Task brief:
Transcribe each line of the material as it is, and drop any picture.

──────── Material for this exercise ────────

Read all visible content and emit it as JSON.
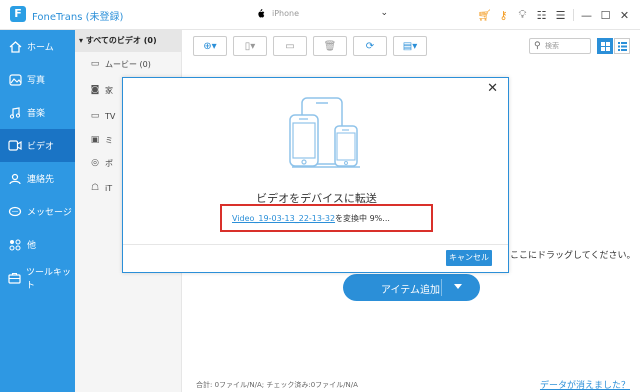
{
  "app": {
    "title": "FoneTrans (未登録)",
    "logo_letter": "F",
    "device_name": "iPhone"
  },
  "titlebar_icons": [
    "cart-icon",
    "key-icon",
    "lightbulb-icon",
    "feedback-icon",
    "menu-icon",
    "minimize-icon",
    "maximize-icon",
    "close-icon"
  ],
  "sidebar": {
    "items": [
      {
        "label": "ホーム",
        "icon": "home-icon"
      },
      {
        "label": "写真",
        "icon": "photo-icon"
      },
      {
        "label": "音楽",
        "icon": "music-icon"
      },
      {
        "label": "ビデオ",
        "icon": "video-icon",
        "active": true
      },
      {
        "label": "連絡先",
        "icon": "contact-icon"
      },
      {
        "label": "メッセージ",
        "icon": "message-icon"
      },
      {
        "label": "他",
        "icon": "other-icon"
      },
      {
        "label": "ツールキット",
        "icon": "toolkit-icon"
      }
    ]
  },
  "categories": {
    "header": "すべてのビデオ (0)",
    "items": [
      {
        "label": "ムービー (0)",
        "icon": "movie-icon"
      },
      {
        "label": "家",
        "icon": "home-video-icon"
      },
      {
        "label": "TV",
        "icon": "tv-icon"
      },
      {
        "label": "ミ",
        "icon": "music-video-icon"
      },
      {
        "label": "ポ",
        "icon": "podcast-icon"
      },
      {
        "label": "iT",
        "icon": "itunes-u-icon"
      }
    ]
  },
  "search": {
    "placeholder": "検索"
  },
  "main": {
    "drag_hint": "ここにドラッグしてください。",
    "add_button": "アイテム追加"
  },
  "status": {
    "summary": "合計: 0ファイル/N/A; チェック済み:0ファイル/N/A",
    "link": "データが消えました？"
  },
  "dialog": {
    "title": "ビデオをデバイスに転送",
    "file_name": "Video_19-03-13_22-13-32",
    "progress_text": "を変換中 9%...",
    "cancel": "キャンセル"
  },
  "colors": {
    "accent": "#2b8fd8",
    "sidebar": "#2e98e3",
    "sidebar_active": "#1a74c5",
    "highlight_border": "#d9302a"
  }
}
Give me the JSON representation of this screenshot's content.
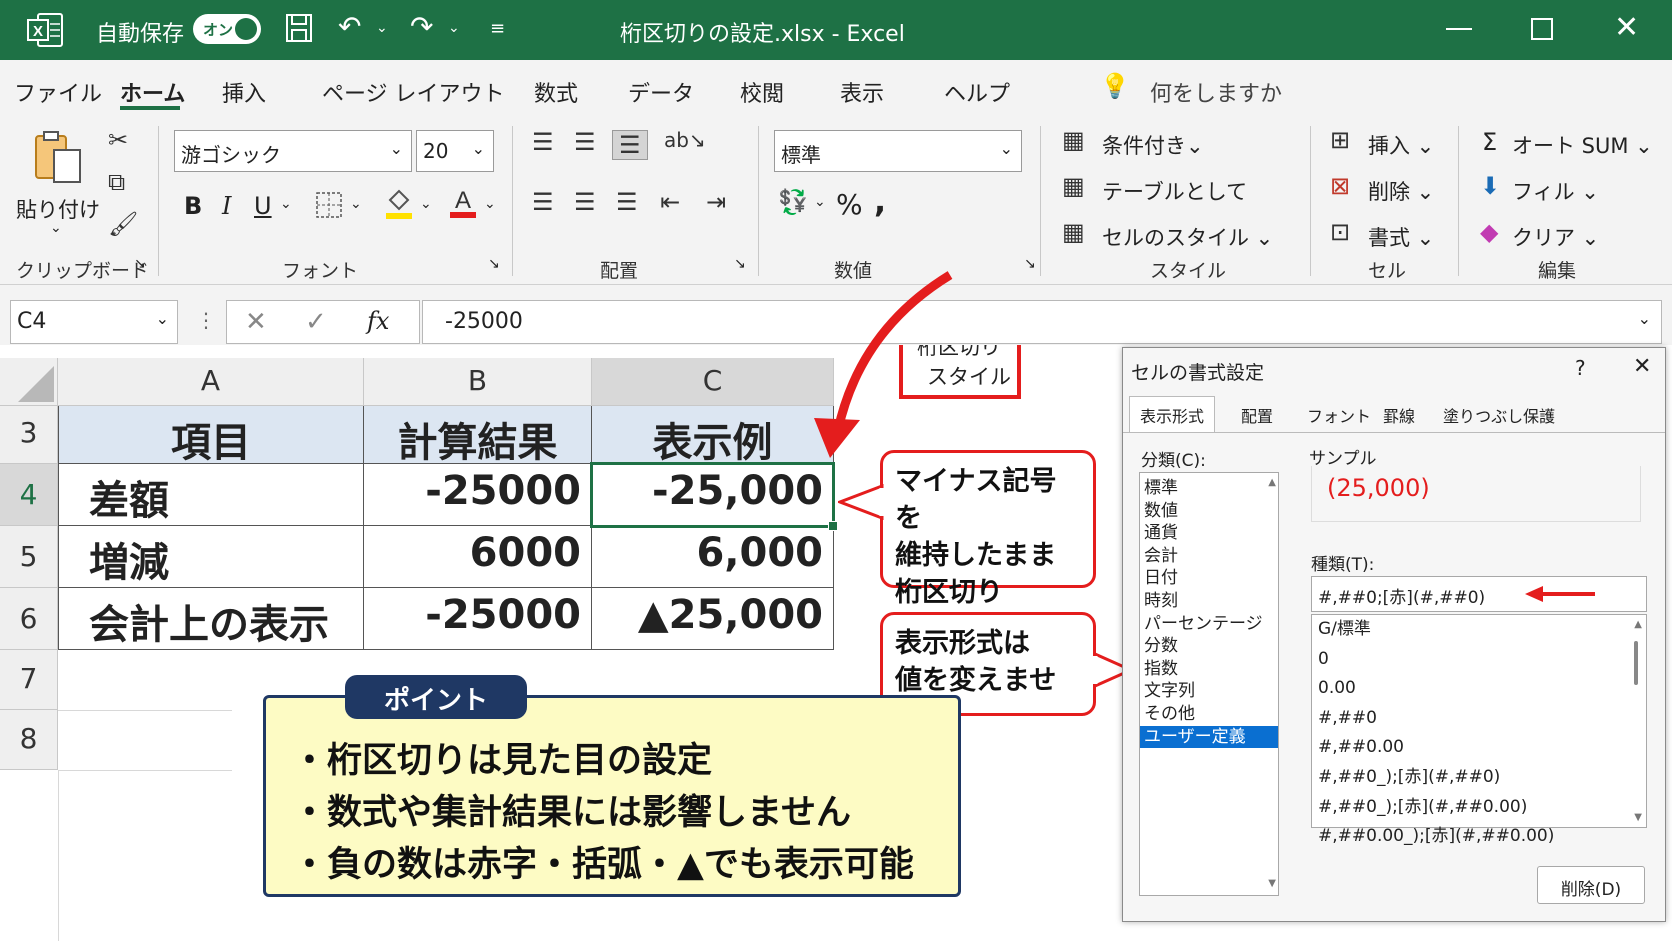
{
  "titlebar": {
    "autosave_label": "自動保存",
    "autosave_state": "オン",
    "file_title": "桁区切りの設定.xlsx - Excel"
  },
  "tabs": [
    "ファイル",
    "ホーム",
    "挿入",
    "ページ レイアウト",
    "数式",
    "データ",
    "校閲",
    "表示",
    "ヘルプ"
  ],
  "tell_me": "何をしますか",
  "ribbon": {
    "paste_label": "貼り付け",
    "font_name": "游ゴシック",
    "font_size": "20",
    "number_format": "標準",
    "comma_style_label_1": "桁区切り",
    "comma_style_label_2": "スタイル",
    "cond_format": "条件付き",
    "as_table": "テーブルとして",
    "cell_style": "セルのスタイル",
    "insert": "挿入",
    "delete": "削除",
    "format": "書式",
    "autosum": "オート SUM",
    "fill": "フィル",
    "clear": "クリア",
    "groups": {
      "clipboard": "クリップボード",
      "font": "フォント",
      "alignment": "配置",
      "number": "数値",
      "styles": "スタイル",
      "cells": "セル",
      "editing": "編集"
    }
  },
  "formula_bar": {
    "name_box": "C4",
    "formula": "-25000"
  },
  "sheet": {
    "col_headers": [
      "A",
      "B",
      "C"
    ],
    "row_headers": [
      "3",
      "4",
      "5",
      "6",
      "7",
      "8"
    ],
    "header_row": [
      "項目",
      "計算結果",
      "表示例"
    ],
    "rows": [
      [
        "差額",
        "-25000",
        "-25,000"
      ],
      [
        "増減",
        "6000",
        "6,000"
      ],
      [
        "会計上の表示",
        "-25000",
        "▲25,000"
      ]
    ]
  },
  "callouts": {
    "c1": [
      "マイナス記号を",
      "維持したまま",
      "桁区切り"
    ],
    "c2": [
      "表示形式は",
      "値を変えません"
    ]
  },
  "point": {
    "tag": "ポイント",
    "lines": [
      "・桁区切りは見た目の設定",
      "・数式や集計結果には影響しません",
      "・負の数は赤字・括弧・▲でも表示可能"
    ]
  },
  "dialog": {
    "title": "セルの書式設定",
    "tabs": [
      "表示形式",
      "配置",
      "フォント",
      "罫線",
      "塗りつぶし",
      "保護"
    ],
    "category_label": "分類(C):",
    "categories": [
      "標準",
      "数値",
      "通貨",
      "会計",
      "日付",
      "時刻",
      "パーセンテージ",
      "分数",
      "指数",
      "文字列",
      "その他",
      "ユーザー定義"
    ],
    "selected_category": 11,
    "sample_label": "サンプル",
    "sample_value": "(25,000)",
    "type_label": "種類(T):",
    "type_value": "#,##0;[赤](#,##0)",
    "formats": [
      "G/標準",
      "0",
      "0.00",
      "#,##0",
      "#,##0.00",
      "#,##0_);[赤](#,##0)",
      "#,##0_);[赤](#,##0.00)",
      "#,##0.00_);[赤](#,##0.00)"
    ],
    "delete_button": "削除(D)"
  },
  "colors": {
    "excel_green": "#1e7145",
    "callout_red": "#e41d1d",
    "point_navy": "#1f3864",
    "point_bg": "#fdfbc4"
  }
}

────────

Written solution:
Read all visible content and emit it as JSON.
{
  "app": {
    "title": "FoneTrans (未登録)",
    "logo_letter": "F",
    "device_name": "iPhone"
  },
  "titlebar_icons": [
    "cart-icon",
    "key-icon",
    "lightbulb-icon",
    "feedback-icon",
    "menu-icon",
    "minimize-icon",
    "maximize-icon",
    "close-icon"
  ],
  "sidebar": {
    "items": [
      {
        "label": "ホーム",
        "icon": "home-icon"
      },
      {
        "label": "写真",
        "icon": "photo-icon"
      },
      {
        "label": "音楽",
        "icon": "music-icon"
      },
      {
        "label": "ビデオ",
        "icon": "video-icon",
        "active": true
      },
      {
        "label": "連絡先",
        "icon": "contact-icon"
      },
      {
        "label": "メッセージ",
        "icon": "message-icon"
      },
      {
        "label": "他",
        "icon": "other-icon"
      },
      {
        "label": "ツールキット",
        "icon": "toolkit-icon"
      }
    ]
  },
  "categories": {
    "header": "すべてのビデオ (0)",
    "items": [
      {
        "label": "ムービー (0)",
        "icon": "movie-icon"
      },
      {
        "label": "家",
        "icon": "home-video-icon"
      },
      {
        "label": "TV",
        "icon": "tv-icon"
      },
      {
        "label": "ミ",
        "icon": "music-video-icon"
      },
      {
        "label": "ポ",
        "icon": "podcast-icon"
      },
      {
        "label": "iT",
        "icon": "itunes-u-icon"
      }
    ]
  },
  "search": {
    "placeholder": "検索"
  },
  "main": {
    "drag_hint": "ここにドラッグしてください。",
    "add_button": "アイテム追加"
  },
  "status": {
    "summary": "合計: 0ファイル/N/A; チェック済み:0ファイル/N/A",
    "link": "データが消えました？"
  },
  "dialog": {
    "title": "ビデオをデバイスに転送",
    "file_name": "Video_19-03-13_22-13-32",
    "progress_text": "を変換中 9%...",
    "cancel": "キャンセル"
  },
  "colors": {
    "accent": "#2b8fd8",
    "sidebar": "#2e98e3",
    "sidebar_active": "#1a74c5",
    "highlight_border": "#d9302a"
  }
}
Give me the JSON representation of this screenshot's content.
{
  "titlebar": {
    "autosave_label": "自動保存",
    "autosave_state": "オン",
    "file_title": "桁区切りの設定.xlsx - Excel"
  },
  "tabs": [
    "ファイル",
    "ホーム",
    "挿入",
    "ページ レイアウト",
    "数式",
    "データ",
    "校閲",
    "表示",
    "ヘルプ"
  ],
  "tell_me": "何をしますか",
  "ribbon": {
    "paste_label": "貼り付け",
    "font_name": "游ゴシック",
    "font_size": "20",
    "number_format": "標準",
    "comma_style_label_1": "桁区切り",
    "comma_style_label_2": "スタイル",
    "cond_format": "条件付き",
    "as_table": "テーブルとして",
    "cell_style": "セルのスタイル",
    "insert": "挿入",
    "delete": "削除",
    "format": "書式",
    "autosum": "オート SUM",
    "fill": "フィル",
    "clear": "クリア",
    "groups": {
      "clipboard": "クリップボード",
      "font": "フォント",
      "alignment": "配置",
      "number": "数値",
      "styles": "スタイル",
      "cells": "セル",
      "editing": "編集"
    }
  },
  "formula_bar": {
    "name_box": "C4",
    "formula": "-25000"
  },
  "sheet": {
    "col_headers": [
      "A",
      "B",
      "C"
    ],
    "row_headers": [
      "3",
      "4",
      "5",
      "6",
      "7",
      "8"
    ],
    "header_row": [
      "項目",
      "計算結果",
      "表示例"
    ],
    "rows": [
      [
        "差額",
        "-25000",
        "-25,000"
      ],
      [
        "増減",
        "6000",
        "6,000"
      ],
      [
        "会計上の表示",
        "-25000",
        "▲25,000"
      ]
    ]
  },
  "callouts": {
    "c1": [
      "マイナス記号を",
      "維持したまま",
      "桁区切り"
    ],
    "c2": [
      "表示形式は",
      "値を変えません"
    ]
  },
  "point": {
    "tag": "ポイント",
    "lines": [
      "・桁区切りは見た目の設定",
      "・数式や集計結果には影響しません",
      "・負の数は赤字・括弧・▲でも表示可能"
    ]
  },
  "dialog": {
    "title": "セルの書式設定",
    "tabs": [
      "表示形式",
      "配置",
      "フォント",
      "罫線",
      "塗りつぶし",
      "保護"
    ],
    "category_label": "分類(C):",
    "categories": [
      "標準",
      "数値",
      "通貨",
      "会計",
      "日付",
      "時刻",
      "パーセンテージ",
      "分数",
      "指数",
      "文字列",
      "その他",
      "ユーザー定義"
    ],
    "selected_category": 11,
    "sample_label": "サンプル",
    "sample_value": "(25,000)",
    "type_label": "種類(T):",
    "type_value": "#,##0;[赤](#,##0)",
    "formats": [
      "G/標準",
      "0",
      "0.00",
      "#,##0",
      "#,##0.00",
      "#,##0_);[赤](#,##0)",
      "#,##0_);[赤](#,##0.00)",
      "#,##0.00_);[赤](#,##0.00)"
    ],
    "delete_button": "削除(D)"
  },
  "colors": {
    "excel_green": "#1e7145",
    "callout_red": "#e41d1d",
    "point_navy": "#1f3864",
    "point_bg": "#fdfbc4"
  }
}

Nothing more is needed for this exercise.